▸ **Dataset rows about figures**
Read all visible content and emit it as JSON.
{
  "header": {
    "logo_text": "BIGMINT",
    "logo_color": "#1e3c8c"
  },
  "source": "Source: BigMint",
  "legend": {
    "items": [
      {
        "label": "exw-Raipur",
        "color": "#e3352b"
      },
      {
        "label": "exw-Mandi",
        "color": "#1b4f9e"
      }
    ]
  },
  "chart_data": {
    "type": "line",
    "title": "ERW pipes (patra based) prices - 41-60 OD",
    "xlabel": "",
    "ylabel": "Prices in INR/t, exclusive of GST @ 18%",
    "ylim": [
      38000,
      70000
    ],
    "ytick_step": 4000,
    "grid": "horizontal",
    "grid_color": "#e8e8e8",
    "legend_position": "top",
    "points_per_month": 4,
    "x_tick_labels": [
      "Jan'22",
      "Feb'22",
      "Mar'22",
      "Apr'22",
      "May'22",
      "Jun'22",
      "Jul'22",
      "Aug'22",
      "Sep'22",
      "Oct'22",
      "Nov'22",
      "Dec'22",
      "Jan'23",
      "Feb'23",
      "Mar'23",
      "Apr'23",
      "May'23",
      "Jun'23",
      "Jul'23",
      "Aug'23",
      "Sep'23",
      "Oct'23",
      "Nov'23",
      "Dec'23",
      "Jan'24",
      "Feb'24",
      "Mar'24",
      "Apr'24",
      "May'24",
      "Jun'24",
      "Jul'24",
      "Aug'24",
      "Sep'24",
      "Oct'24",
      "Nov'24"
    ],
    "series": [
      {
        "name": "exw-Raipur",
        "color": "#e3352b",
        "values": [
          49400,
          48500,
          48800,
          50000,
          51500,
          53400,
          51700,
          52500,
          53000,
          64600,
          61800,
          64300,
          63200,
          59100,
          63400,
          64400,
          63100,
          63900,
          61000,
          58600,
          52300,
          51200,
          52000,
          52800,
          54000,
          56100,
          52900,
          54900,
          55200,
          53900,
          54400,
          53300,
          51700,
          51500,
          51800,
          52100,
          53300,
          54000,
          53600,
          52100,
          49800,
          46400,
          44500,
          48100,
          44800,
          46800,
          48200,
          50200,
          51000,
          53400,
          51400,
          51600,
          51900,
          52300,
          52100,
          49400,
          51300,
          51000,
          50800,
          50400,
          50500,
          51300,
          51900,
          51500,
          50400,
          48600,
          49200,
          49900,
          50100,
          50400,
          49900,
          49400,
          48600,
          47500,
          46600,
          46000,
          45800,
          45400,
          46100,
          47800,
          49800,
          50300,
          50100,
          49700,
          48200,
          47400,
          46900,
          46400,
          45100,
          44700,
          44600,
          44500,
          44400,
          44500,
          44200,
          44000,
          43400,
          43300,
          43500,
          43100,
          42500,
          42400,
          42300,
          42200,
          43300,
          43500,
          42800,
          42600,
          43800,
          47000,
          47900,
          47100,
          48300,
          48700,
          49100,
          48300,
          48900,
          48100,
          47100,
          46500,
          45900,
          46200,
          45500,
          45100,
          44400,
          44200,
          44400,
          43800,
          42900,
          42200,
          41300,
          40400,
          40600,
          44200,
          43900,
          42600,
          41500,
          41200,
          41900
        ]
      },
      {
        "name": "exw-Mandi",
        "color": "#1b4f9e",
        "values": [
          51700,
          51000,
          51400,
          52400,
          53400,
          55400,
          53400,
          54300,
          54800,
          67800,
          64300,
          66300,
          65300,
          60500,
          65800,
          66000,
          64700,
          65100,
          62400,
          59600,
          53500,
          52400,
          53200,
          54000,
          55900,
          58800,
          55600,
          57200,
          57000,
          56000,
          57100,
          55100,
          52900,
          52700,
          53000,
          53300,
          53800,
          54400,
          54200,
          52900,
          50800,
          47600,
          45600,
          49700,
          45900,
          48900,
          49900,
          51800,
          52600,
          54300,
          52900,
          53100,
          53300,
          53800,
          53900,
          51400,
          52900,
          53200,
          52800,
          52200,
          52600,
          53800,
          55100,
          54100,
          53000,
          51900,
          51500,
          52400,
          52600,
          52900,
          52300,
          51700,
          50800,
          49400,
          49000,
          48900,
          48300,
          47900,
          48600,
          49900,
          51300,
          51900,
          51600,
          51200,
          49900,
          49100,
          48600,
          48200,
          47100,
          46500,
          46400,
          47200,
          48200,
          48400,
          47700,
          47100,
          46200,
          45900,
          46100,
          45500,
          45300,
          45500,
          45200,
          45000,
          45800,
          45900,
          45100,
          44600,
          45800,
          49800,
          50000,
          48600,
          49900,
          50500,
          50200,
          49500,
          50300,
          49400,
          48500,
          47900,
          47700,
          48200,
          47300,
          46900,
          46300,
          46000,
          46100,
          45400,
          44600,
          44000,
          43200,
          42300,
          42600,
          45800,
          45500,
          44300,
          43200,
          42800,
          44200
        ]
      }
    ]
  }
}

▸ **Exercise**
All of the material above needs to be retyped word for word.

▸ **Result of the task**
Read all visible content and emit it as JSON.
{
  "header": {
    "logo_text": "BIGMINT",
    "logo_color": "#1e3c8c"
  },
  "source": "Source: BigMint",
  "legend": {
    "items": [
      {
        "label": "exw-Raipur",
        "color": "#e3352b"
      },
      {
        "label": "exw-Mandi",
        "color": "#1b4f9e"
      }
    ]
  },
  "chart_data": {
    "type": "line",
    "title": "ERW pipes (patra based) prices - 41-60 OD",
    "xlabel": "",
    "ylabel": "Prices in INR/t, exclusive of GST @ 18%",
    "ylim": [
      38000,
      70000
    ],
    "ytick_step": 4000,
    "grid": "horizontal",
    "grid_color": "#e8e8e8",
    "legend_position": "top",
    "points_per_month": 4,
    "x_tick_labels": [
      "Jan'22",
      "Feb'22",
      "Mar'22",
      "Apr'22",
      "May'22",
      "Jun'22",
      "Jul'22",
      "Aug'22",
      "Sep'22",
      "Oct'22",
      "Nov'22",
      "Dec'22",
      "Jan'23",
      "Feb'23",
      "Mar'23",
      "Apr'23",
      "May'23",
      "Jun'23",
      "Jul'23",
      "Aug'23",
      "Sep'23",
      "Oct'23",
      "Nov'23",
      "Dec'23",
      "Jan'24",
      "Feb'24",
      "Mar'24",
      "Apr'24",
      "May'24",
      "Jun'24",
      "Jul'24",
      "Aug'24",
      "Sep'24",
      "Oct'24",
      "Nov'24"
    ],
    "series": [
      {
        "name": "exw-Raipur",
        "color": "#e3352b",
        "values": [
          49400,
          48500,
          48800,
          50000,
          51500,
          53400,
          51700,
          52500,
          53000,
          64600,
          61800,
          64300,
          63200,
          59100,
          63400,
          64400,
          63100,
          63900,
          61000,
          58600,
          52300,
          51200,
          52000,
          52800,
          54000,
          56100,
          52900,
          54900,
          55200,
          53900,
          54400,
          53300,
          51700,
          51500,
          51800,
          52100,
          53300,
          54000,
          53600,
          52100,
          49800,
          46400,
          44500,
          48100,
          44800,
          46800,
          48200,
          50200,
          51000,
          53400,
          51400,
          51600,
          51900,
          52300,
          52100,
          49400,
          51300,
          51000,
          50800,
          50400,
          50500,
          51300,
          51900,
          51500,
          50400,
          48600,
          49200,
          49900,
          50100,
          50400,
          49900,
          49400,
          48600,
          47500,
          46600,
          46000,
          45800,
          45400,
          46100,
          47800,
          49800,
          50300,
          50100,
          49700,
          48200,
          47400,
          46900,
          46400,
          45100,
          44700,
          44600,
          44500,
          44400,
          44500,
          44200,
          44000,
          43400,
          43300,
          43500,
          43100,
          42500,
          42400,
          42300,
          42200,
          43300,
          43500,
          42800,
          42600,
          43800,
          47000,
          47900,
          47100,
          48300,
          48700,
          49100,
          48300,
          48900,
          48100,
          47100,
          46500,
          45900,
          46200,
          45500,
          45100,
          44400,
          44200,
          44400,
          43800,
          42900,
          42200,
          41300,
          40400,
          40600,
          44200,
          43900,
          42600,
          41500,
          41200,
          41900
        ]
      },
      {
        "name": "exw-Mandi",
        "color": "#1b4f9e",
        "values": [
          51700,
          51000,
          51400,
          52400,
          53400,
          55400,
          53400,
          54300,
          54800,
          67800,
          64300,
          66300,
          65300,
          60500,
          65800,
          66000,
          64700,
          65100,
          62400,
          59600,
          53500,
          52400,
          53200,
          54000,
          55900,
          58800,
          55600,
          57200,
          57000,
          56000,
          57100,
          55100,
          52900,
          52700,
          53000,
          53300,
          53800,
          54400,
          54200,
          52900,
          50800,
          47600,
          45600,
          49700,
          45900,
          48900,
          49900,
          51800,
          52600,
          54300,
          52900,
          53100,
          53300,
          53800,
          53900,
          51400,
          52900,
          53200,
          52800,
          52200,
          52600,
          53800,
          55100,
          54100,
          53000,
          51900,
          51500,
          52400,
          52600,
          52900,
          52300,
          51700,
          50800,
          49400,
          49000,
          48900,
          48300,
          47900,
          48600,
          49900,
          51300,
          51900,
          51600,
          51200,
          49900,
          49100,
          48600,
          48200,
          47100,
          46500,
          46400,
          47200,
          48200,
          48400,
          47700,
          47100,
          46200,
          45900,
          46100,
          45500,
          45300,
          45500,
          45200,
          45000,
          45800,
          45900,
          45100,
          44600,
          45800,
          49800,
          50000,
          48600,
          49900,
          50500,
          50200,
          49500,
          50300,
          49400,
          48500,
          47900,
          47700,
          48200,
          47300,
          46900,
          46300,
          46000,
          46100,
          45400,
          44600,
          44000,
          43200,
          42300,
          42600,
          45800,
          45500,
          44300,
          43200,
          42800,
          44200
        ]
      }
    ]
  }
}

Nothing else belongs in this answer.